> _Material to process_
»»
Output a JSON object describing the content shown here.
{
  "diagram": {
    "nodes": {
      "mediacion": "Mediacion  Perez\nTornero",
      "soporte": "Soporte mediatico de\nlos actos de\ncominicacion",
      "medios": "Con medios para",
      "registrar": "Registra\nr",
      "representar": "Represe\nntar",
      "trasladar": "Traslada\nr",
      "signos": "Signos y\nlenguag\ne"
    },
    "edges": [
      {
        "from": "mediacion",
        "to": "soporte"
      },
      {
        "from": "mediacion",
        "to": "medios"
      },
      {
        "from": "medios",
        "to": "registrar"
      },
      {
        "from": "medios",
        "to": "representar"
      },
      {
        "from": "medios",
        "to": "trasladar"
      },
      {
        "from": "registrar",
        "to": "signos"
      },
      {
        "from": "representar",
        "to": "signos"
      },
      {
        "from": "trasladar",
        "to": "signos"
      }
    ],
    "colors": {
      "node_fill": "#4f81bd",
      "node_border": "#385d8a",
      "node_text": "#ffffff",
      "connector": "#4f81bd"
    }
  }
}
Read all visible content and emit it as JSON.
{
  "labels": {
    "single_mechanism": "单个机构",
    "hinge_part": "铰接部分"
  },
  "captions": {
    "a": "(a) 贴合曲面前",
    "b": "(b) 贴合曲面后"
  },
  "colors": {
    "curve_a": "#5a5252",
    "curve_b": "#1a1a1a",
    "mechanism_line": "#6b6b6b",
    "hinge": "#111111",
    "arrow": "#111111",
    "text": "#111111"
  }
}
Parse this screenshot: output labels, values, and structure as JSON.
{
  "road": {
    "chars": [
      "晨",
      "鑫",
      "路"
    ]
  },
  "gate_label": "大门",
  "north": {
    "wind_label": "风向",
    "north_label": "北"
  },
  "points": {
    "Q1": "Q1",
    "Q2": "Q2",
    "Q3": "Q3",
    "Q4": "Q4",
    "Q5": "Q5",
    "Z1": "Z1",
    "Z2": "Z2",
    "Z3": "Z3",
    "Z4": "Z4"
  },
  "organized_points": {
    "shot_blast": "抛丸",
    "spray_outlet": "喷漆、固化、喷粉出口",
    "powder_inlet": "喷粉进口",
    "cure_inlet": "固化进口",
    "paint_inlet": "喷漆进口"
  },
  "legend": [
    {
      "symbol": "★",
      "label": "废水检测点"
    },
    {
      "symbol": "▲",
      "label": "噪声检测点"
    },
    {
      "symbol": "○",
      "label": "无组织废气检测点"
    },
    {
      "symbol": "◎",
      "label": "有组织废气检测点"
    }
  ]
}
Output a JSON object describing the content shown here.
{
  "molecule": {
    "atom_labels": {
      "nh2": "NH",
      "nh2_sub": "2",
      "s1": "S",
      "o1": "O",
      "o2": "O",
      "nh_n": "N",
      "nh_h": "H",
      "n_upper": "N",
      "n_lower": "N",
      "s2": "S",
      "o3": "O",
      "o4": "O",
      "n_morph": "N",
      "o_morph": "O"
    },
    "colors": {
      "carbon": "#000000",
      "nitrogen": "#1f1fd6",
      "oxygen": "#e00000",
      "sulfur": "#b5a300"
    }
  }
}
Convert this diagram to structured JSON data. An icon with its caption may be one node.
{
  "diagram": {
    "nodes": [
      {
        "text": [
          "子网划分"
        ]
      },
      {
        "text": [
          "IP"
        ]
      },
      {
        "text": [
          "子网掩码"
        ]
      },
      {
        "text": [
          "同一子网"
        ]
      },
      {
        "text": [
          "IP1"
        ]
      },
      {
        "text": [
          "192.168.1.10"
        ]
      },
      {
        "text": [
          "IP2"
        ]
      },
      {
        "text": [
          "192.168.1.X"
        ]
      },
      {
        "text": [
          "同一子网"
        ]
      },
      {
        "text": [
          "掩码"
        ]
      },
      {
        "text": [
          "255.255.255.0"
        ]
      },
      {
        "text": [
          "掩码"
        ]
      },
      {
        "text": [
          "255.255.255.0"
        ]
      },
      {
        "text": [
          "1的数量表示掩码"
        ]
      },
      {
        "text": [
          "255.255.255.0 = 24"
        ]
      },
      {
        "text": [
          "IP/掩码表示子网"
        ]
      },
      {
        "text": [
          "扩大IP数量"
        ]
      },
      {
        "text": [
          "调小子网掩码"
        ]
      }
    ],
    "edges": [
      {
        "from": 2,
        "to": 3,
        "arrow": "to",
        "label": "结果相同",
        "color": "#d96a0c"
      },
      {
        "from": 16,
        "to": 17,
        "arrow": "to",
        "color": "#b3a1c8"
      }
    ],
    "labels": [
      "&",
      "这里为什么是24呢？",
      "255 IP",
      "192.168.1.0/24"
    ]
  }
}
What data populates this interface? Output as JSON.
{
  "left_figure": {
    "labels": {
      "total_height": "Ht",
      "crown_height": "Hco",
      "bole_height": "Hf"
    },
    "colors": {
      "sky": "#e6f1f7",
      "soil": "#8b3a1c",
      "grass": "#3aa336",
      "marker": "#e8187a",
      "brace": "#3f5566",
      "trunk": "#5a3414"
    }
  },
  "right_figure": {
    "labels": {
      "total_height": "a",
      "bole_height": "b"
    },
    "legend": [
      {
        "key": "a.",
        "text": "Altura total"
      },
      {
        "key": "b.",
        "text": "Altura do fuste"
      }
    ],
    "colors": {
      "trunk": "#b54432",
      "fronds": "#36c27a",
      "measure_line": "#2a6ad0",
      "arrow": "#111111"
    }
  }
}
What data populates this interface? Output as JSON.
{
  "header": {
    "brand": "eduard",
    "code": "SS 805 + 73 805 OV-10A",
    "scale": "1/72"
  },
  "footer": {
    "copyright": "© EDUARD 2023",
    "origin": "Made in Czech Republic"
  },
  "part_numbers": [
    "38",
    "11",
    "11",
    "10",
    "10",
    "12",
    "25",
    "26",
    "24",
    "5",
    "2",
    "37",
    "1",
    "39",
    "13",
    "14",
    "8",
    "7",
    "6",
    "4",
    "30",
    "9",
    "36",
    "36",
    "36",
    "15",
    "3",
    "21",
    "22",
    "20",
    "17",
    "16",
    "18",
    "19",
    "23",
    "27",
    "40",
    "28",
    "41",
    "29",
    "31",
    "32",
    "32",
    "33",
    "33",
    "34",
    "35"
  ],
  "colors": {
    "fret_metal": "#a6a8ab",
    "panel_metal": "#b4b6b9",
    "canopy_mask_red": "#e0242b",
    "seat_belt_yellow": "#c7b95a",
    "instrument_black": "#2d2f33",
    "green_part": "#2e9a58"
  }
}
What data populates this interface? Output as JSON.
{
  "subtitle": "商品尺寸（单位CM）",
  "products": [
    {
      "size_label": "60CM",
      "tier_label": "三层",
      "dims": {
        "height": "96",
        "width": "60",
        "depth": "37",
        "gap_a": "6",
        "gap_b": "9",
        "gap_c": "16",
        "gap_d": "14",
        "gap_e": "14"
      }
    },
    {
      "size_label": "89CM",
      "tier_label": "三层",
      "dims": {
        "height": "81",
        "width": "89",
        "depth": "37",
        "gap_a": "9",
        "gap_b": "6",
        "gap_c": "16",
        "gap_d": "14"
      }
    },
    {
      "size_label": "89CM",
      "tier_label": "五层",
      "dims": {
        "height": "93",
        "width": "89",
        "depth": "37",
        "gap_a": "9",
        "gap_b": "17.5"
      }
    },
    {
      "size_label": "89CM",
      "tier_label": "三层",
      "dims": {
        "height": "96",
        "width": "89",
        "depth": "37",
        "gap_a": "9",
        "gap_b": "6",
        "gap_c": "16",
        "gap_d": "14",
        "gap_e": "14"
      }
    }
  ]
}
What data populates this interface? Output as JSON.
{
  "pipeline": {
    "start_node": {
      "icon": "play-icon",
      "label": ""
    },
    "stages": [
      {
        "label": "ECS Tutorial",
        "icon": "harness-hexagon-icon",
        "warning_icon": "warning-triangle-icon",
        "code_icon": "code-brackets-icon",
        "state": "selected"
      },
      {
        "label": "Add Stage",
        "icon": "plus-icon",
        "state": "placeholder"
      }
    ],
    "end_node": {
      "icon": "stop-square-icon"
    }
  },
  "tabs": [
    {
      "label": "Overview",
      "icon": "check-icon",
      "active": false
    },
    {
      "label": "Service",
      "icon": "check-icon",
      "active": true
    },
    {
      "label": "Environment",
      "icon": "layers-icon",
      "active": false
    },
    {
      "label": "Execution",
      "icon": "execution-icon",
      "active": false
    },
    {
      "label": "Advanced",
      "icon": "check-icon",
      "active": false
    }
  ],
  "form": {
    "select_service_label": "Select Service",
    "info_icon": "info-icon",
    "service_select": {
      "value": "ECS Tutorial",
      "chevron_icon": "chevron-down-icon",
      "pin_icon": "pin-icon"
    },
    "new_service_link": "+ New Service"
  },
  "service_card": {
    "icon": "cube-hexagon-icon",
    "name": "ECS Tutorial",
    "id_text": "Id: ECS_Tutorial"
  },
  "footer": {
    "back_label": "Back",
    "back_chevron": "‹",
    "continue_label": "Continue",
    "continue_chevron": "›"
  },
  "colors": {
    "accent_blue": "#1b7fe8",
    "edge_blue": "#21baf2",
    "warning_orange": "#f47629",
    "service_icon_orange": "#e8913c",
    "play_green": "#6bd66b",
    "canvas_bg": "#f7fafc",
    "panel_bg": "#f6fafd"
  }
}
««
Look over the records above and copy each line that includes the string "representar".

> _Solution for this task_
      "representar": "Represe\nntar",
        "to": "representar"
        "from": "representar",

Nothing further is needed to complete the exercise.